## What is needed
Leave out pictures; repeat exactly the lines from the "Give me a plain-text" line through the last of the data below.

BEGIN Records provided

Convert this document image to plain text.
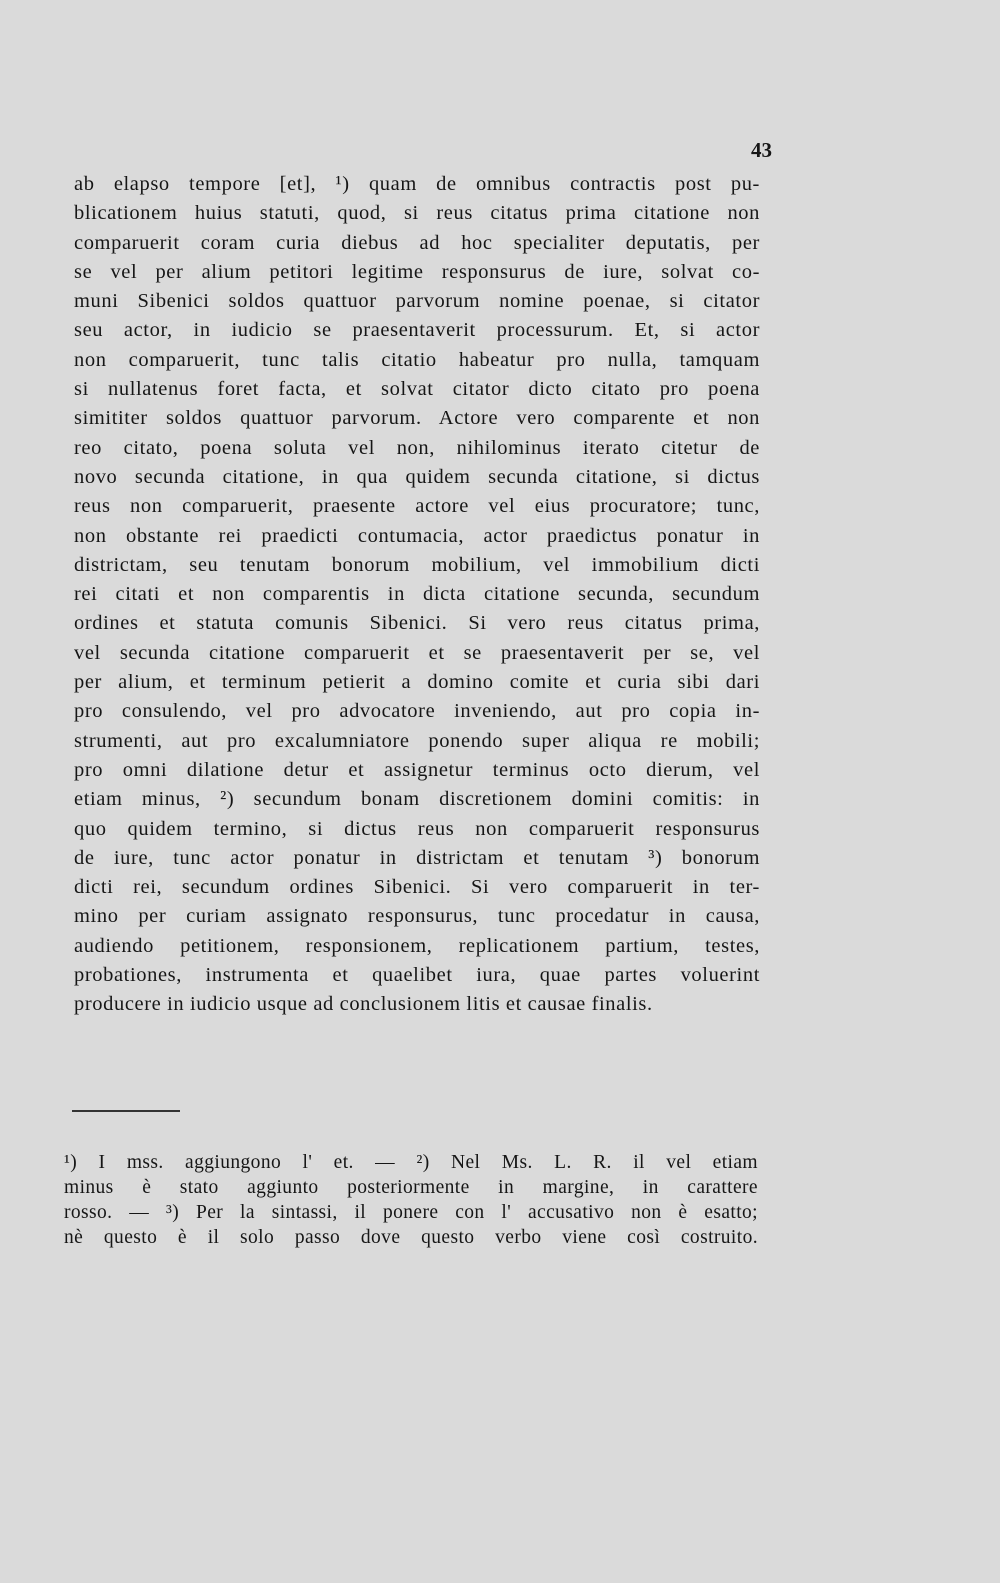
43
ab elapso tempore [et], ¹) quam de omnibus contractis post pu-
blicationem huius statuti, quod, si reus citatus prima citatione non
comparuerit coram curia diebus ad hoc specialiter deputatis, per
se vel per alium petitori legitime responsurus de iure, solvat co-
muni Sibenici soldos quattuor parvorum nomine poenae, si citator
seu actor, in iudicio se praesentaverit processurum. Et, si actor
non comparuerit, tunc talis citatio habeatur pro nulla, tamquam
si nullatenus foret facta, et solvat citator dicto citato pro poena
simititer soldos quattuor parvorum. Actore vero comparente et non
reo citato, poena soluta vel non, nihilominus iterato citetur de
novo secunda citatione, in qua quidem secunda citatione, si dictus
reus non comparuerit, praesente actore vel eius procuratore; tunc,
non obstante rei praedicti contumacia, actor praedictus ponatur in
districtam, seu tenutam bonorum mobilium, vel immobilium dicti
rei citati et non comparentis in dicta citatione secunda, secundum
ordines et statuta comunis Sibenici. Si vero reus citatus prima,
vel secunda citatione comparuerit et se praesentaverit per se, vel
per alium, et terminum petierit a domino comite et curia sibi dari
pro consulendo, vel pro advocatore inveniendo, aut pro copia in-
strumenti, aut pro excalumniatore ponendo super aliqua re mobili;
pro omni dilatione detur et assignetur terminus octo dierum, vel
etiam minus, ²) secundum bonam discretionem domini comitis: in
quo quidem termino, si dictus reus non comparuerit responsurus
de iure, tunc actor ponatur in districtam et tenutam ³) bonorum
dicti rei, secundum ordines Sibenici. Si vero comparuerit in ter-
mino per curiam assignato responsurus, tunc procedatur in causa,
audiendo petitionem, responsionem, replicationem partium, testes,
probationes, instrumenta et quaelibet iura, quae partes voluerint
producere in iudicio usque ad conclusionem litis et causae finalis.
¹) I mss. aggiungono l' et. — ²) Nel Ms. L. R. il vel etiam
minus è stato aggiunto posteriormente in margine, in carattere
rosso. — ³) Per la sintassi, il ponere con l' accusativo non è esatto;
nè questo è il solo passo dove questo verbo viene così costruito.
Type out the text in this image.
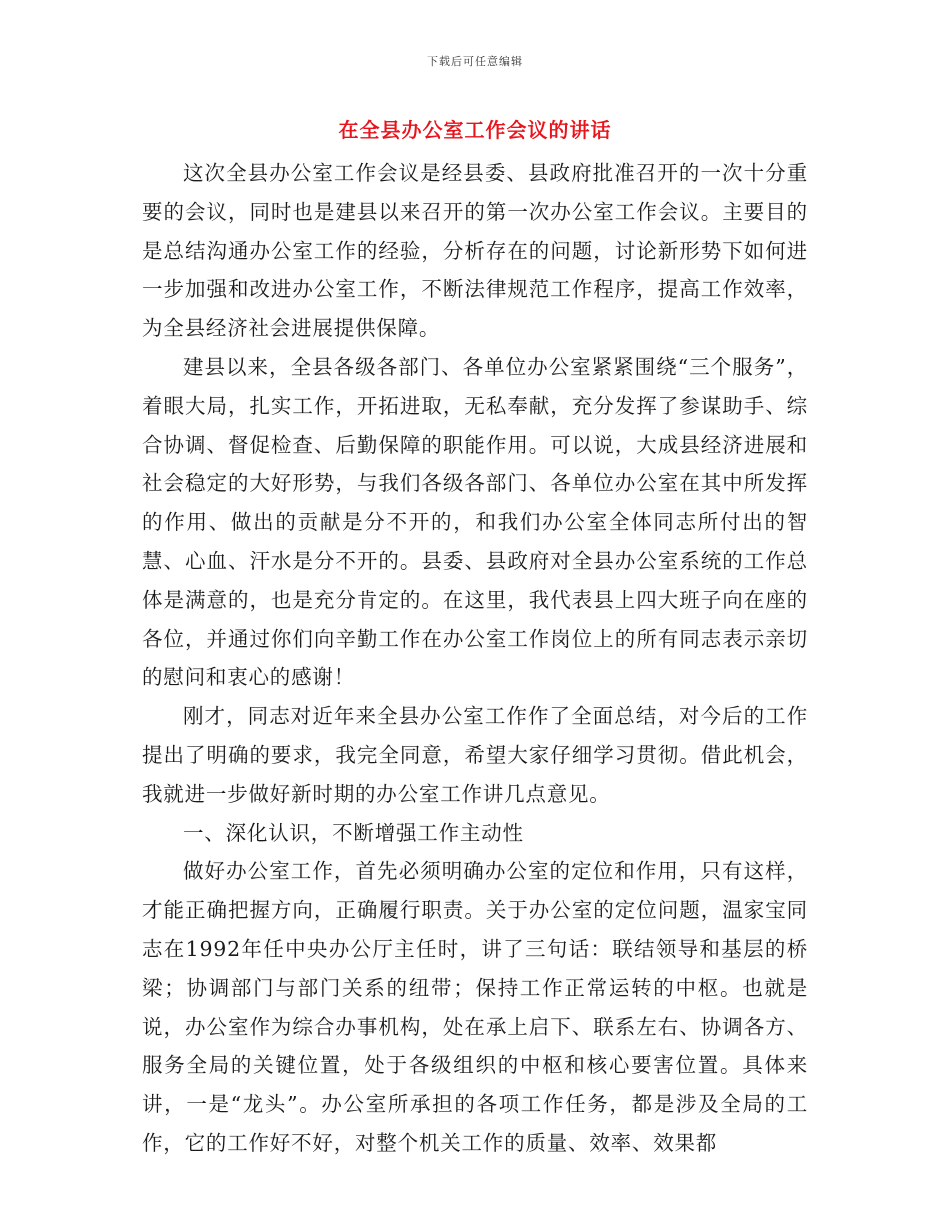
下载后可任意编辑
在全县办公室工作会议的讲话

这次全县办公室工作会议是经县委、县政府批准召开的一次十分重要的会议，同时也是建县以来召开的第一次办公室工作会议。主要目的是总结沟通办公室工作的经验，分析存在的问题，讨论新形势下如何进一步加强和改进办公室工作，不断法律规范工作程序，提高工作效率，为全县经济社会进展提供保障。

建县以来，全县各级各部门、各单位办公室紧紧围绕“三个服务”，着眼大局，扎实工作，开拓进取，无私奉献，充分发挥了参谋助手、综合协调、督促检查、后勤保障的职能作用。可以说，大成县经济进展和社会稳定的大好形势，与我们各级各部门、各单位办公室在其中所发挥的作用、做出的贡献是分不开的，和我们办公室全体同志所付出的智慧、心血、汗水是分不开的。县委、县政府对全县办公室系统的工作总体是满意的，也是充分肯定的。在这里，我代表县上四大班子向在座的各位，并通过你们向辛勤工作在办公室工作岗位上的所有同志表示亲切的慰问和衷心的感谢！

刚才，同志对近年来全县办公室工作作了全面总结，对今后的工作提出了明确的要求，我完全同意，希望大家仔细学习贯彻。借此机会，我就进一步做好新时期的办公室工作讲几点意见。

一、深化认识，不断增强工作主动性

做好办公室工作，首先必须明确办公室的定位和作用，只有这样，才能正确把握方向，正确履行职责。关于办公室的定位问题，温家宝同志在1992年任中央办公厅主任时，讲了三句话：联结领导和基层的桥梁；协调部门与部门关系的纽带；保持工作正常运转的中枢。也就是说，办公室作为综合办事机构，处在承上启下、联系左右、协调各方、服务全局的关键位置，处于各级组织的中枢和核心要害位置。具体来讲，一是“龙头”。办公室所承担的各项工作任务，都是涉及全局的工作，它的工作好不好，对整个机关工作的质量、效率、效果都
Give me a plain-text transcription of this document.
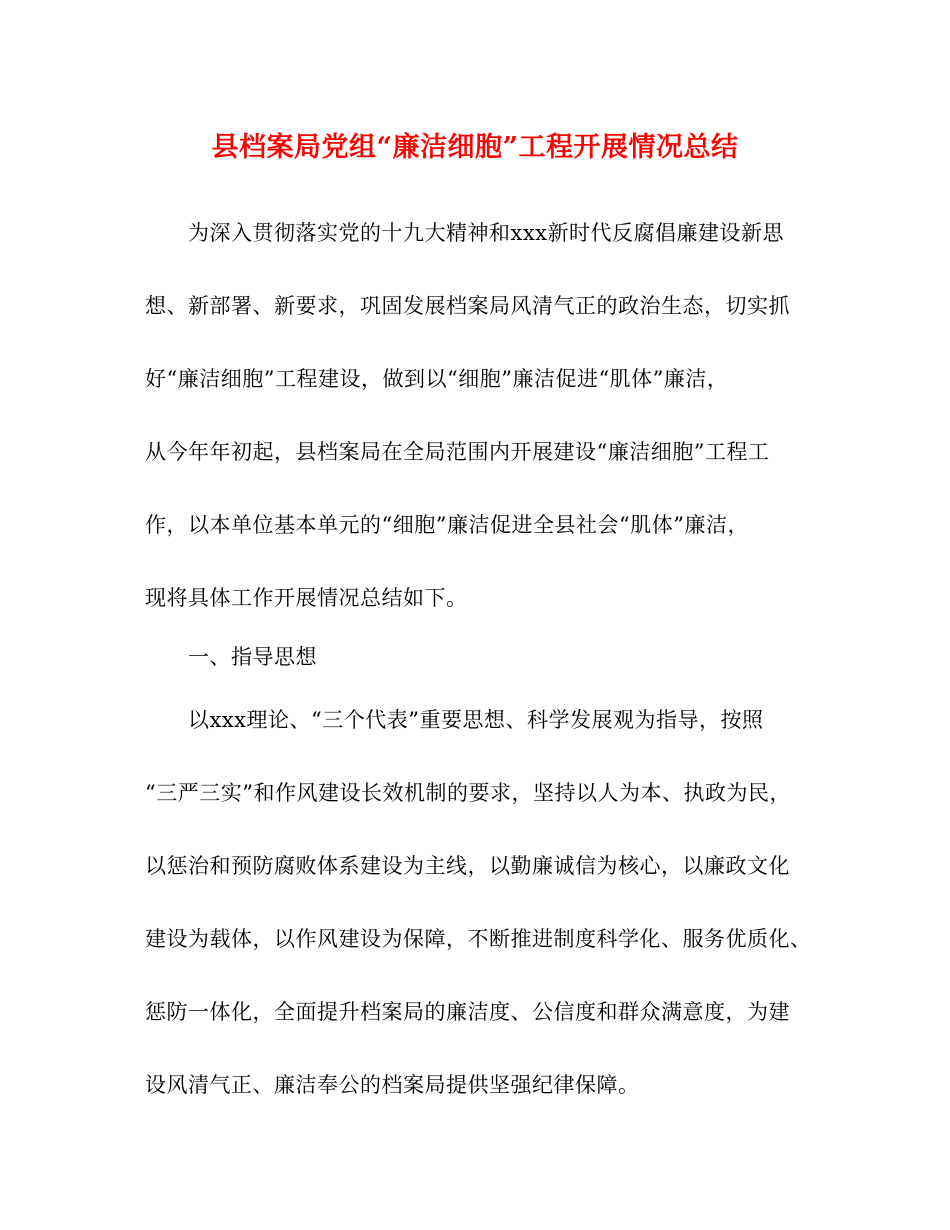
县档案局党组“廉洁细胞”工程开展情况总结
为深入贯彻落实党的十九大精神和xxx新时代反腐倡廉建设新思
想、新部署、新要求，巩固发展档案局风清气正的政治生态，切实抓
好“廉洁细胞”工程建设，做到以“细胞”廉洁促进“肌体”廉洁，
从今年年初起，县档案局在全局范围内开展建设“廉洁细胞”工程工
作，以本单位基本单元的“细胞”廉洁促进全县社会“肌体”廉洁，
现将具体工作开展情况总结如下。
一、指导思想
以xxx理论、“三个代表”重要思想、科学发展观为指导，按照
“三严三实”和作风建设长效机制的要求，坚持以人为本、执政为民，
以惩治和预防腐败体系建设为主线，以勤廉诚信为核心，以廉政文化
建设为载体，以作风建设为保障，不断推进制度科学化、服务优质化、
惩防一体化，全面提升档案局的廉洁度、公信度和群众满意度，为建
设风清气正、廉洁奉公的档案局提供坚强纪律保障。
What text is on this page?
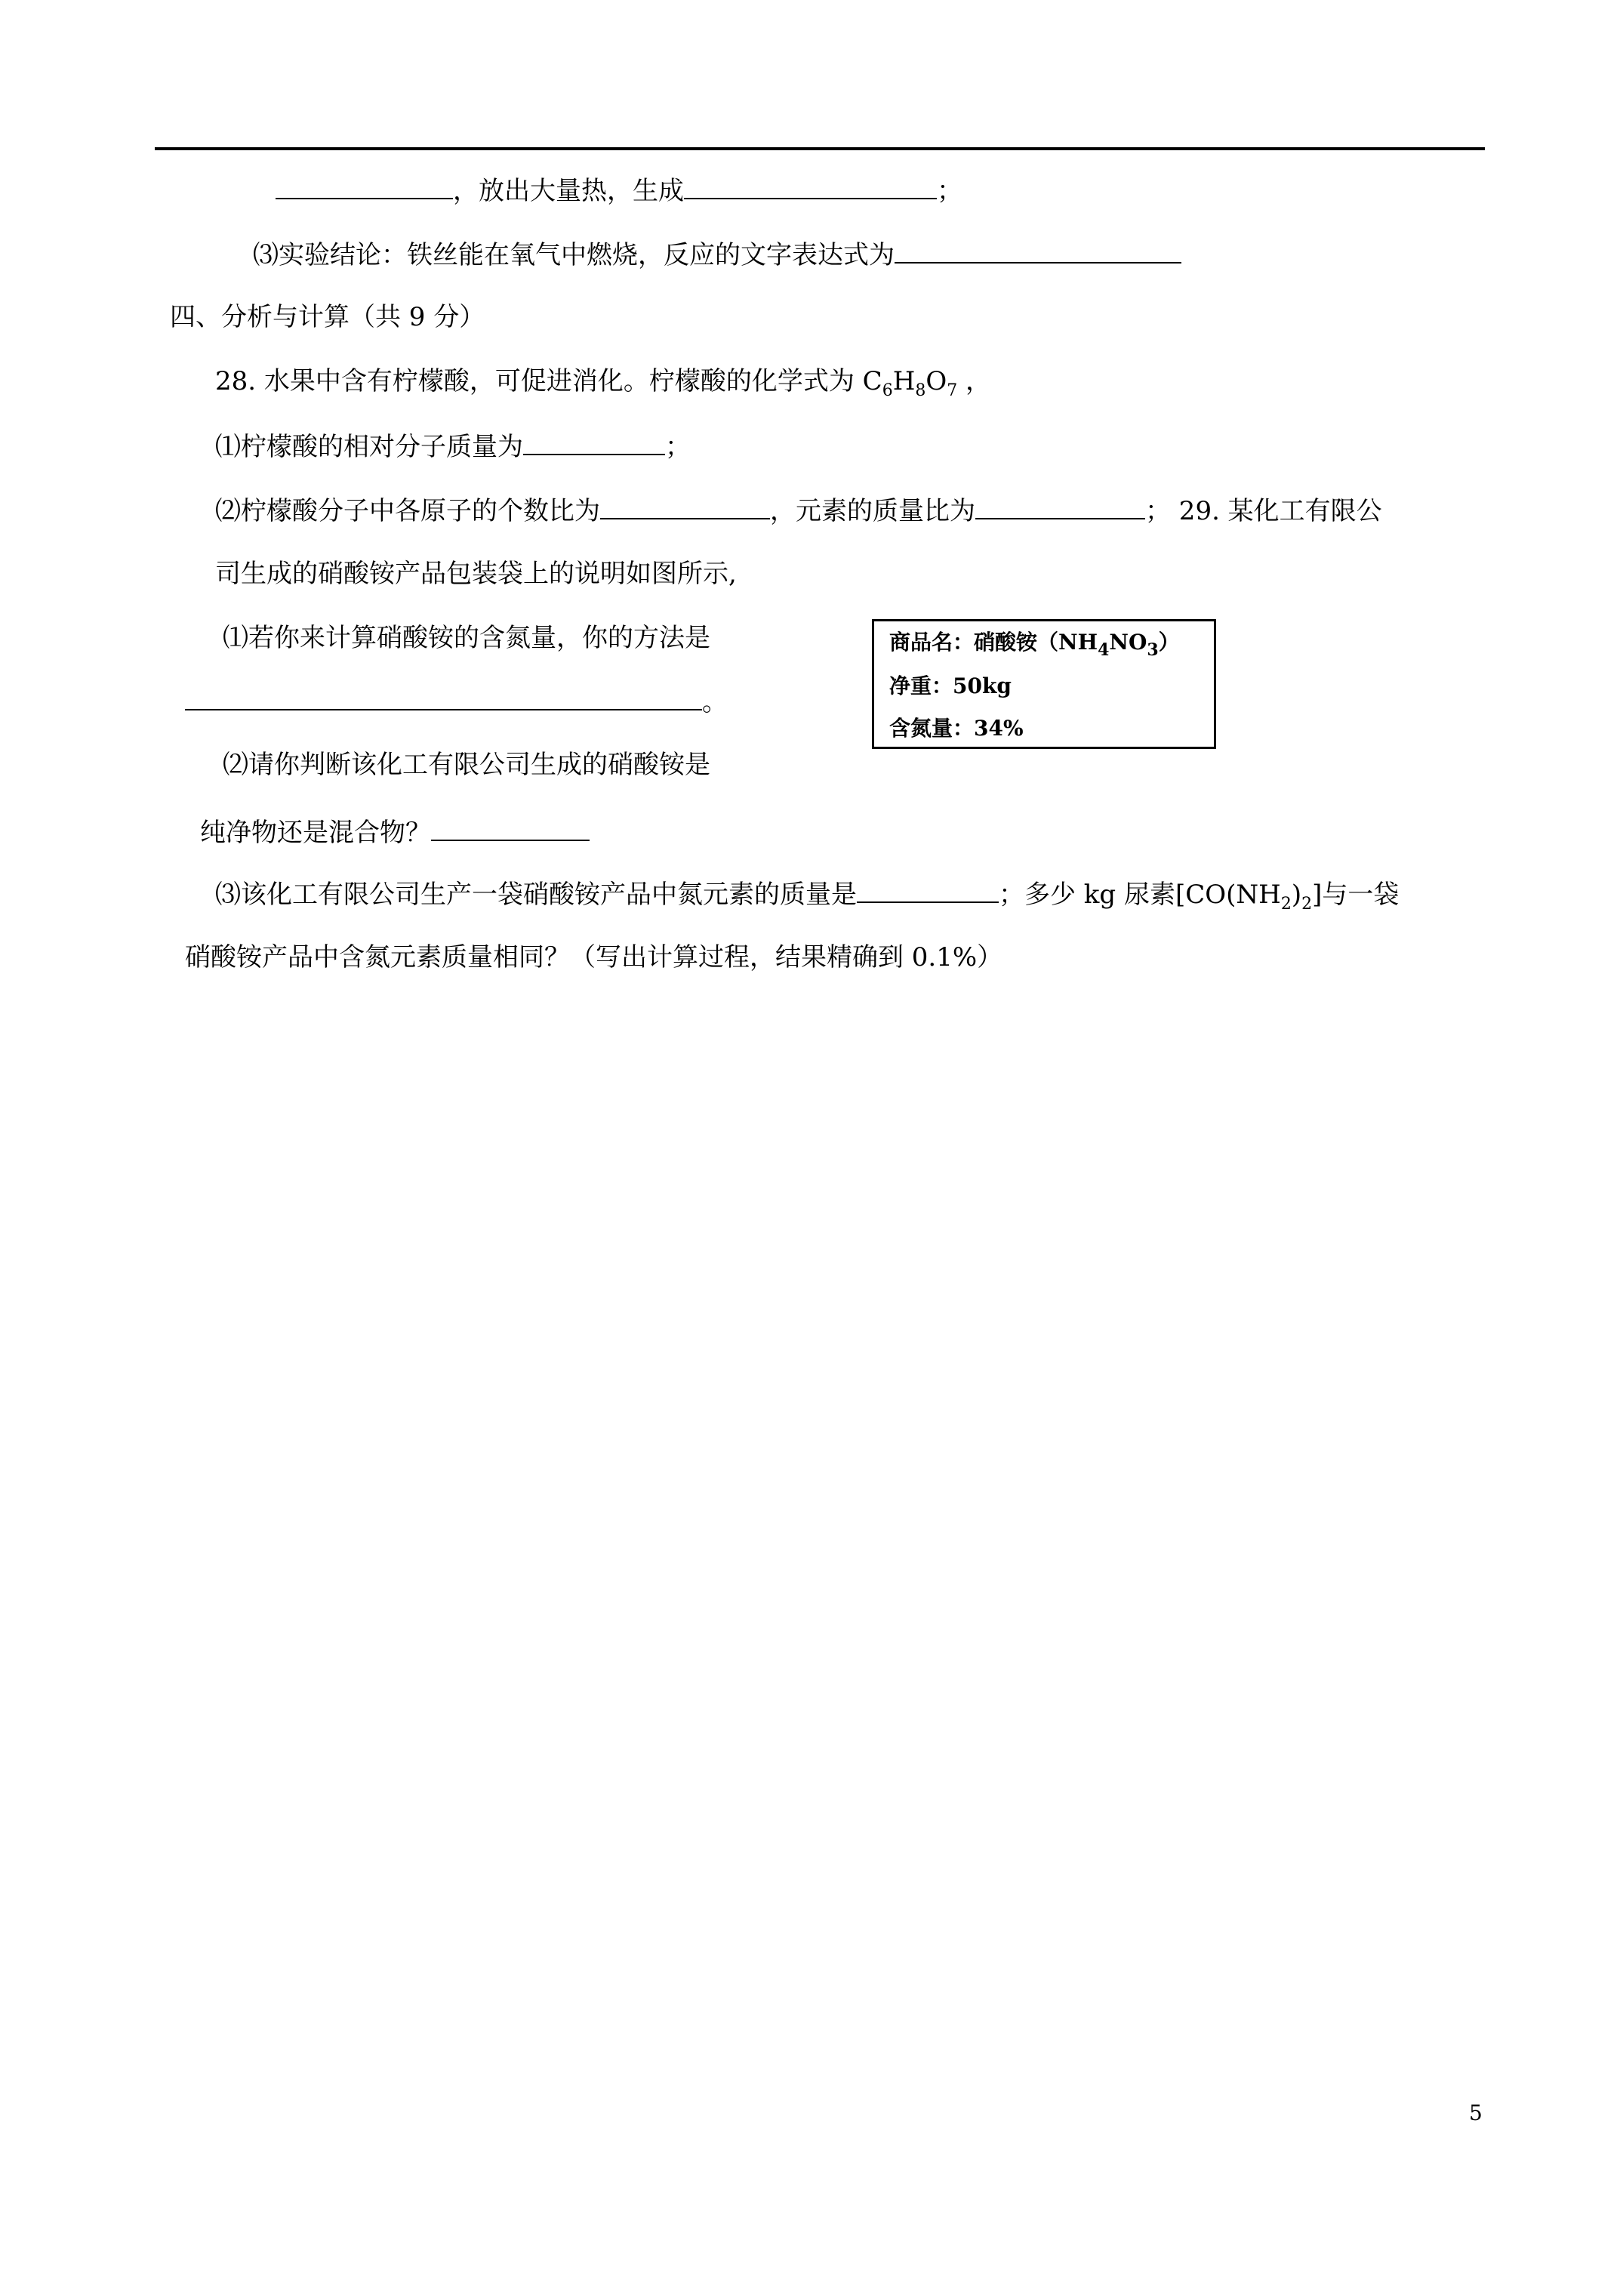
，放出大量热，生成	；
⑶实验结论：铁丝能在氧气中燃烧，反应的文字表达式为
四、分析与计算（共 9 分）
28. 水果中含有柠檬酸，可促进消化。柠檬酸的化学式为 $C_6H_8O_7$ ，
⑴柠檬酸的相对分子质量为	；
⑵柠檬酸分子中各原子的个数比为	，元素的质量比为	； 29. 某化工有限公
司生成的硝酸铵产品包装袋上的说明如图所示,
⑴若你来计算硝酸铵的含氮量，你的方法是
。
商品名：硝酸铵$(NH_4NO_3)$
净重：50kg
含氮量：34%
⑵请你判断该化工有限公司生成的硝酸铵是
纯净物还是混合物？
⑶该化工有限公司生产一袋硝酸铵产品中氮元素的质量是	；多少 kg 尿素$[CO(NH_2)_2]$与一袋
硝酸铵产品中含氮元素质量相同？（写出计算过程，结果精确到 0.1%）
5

END Records provided

## Answer to the task
Give me a plain-text transcription of this document.
县档案局党组“廉洁细胞”工程开展情况总结
为深入贯彻落实党的十九大精神和xxx新时代反腐倡廉建设新思
想、新部署、新要求，巩固发展档案局风清气正的政治生态，切实抓
好“廉洁细胞”工程建设，做到以“细胞”廉洁促进“肌体”廉洁，
从今年年初起，县档案局在全局范围内开展建设“廉洁细胞”工程工
作，以本单位基本单元的“细胞”廉洁促进全县社会“肌体”廉洁，
现将具体工作开展情况总结如下。
一、指导思想
以xxx理论、“三个代表”重要思想、科学发展观为指导，按照
“三严三实”和作风建设长效机制的要求，坚持以人为本、执政为民，
以惩治和预防腐败体系建设为主线，以勤廉诚信为核心，以廉政文化
建设为载体，以作风建设为保障，不断推进制度科学化、服务优质化、
惩防一体化，全面提升档案局的廉洁度、公信度和群众满意度，为建
设风清气正、廉洁奉公的档案局提供坚强纪律保障。
What text is on this page?
，放出大量热，生成	；
⑶实验结论：铁丝能在氧气中燃烧，反应的文字表达式为
四、分析与计算（共 9 分）
28. 水果中含有柠檬酸，可促进消化。柠檬酸的化学式为 $C_6H_8O_7$ ，
⑴柠檬酸的相对分子质量为	；
⑵柠檬酸分子中各原子的个数比为	，元素的质量比为	； 29. 某化工有限公
司生成的硝酸铵产品包装袋上的说明如图所示,
⑴若你来计算硝酸铵的含氮量，你的方法是
。
商品名：硝酸铵$(NH_4NO_3)$
净重：50kg
含氮量：34%
⑵请你判断该化工有限公司生成的硝酸铵是
纯净物还是混合物？
⑶该化工有限公司生产一袋硝酸铵产品中氮元素的质量是	；多少 kg 尿素$[CO(NH_2)_2]$与一袋
硝酸铵产品中含氮元素质量相同？（写出计算过程，结果精确到 0.1%）
5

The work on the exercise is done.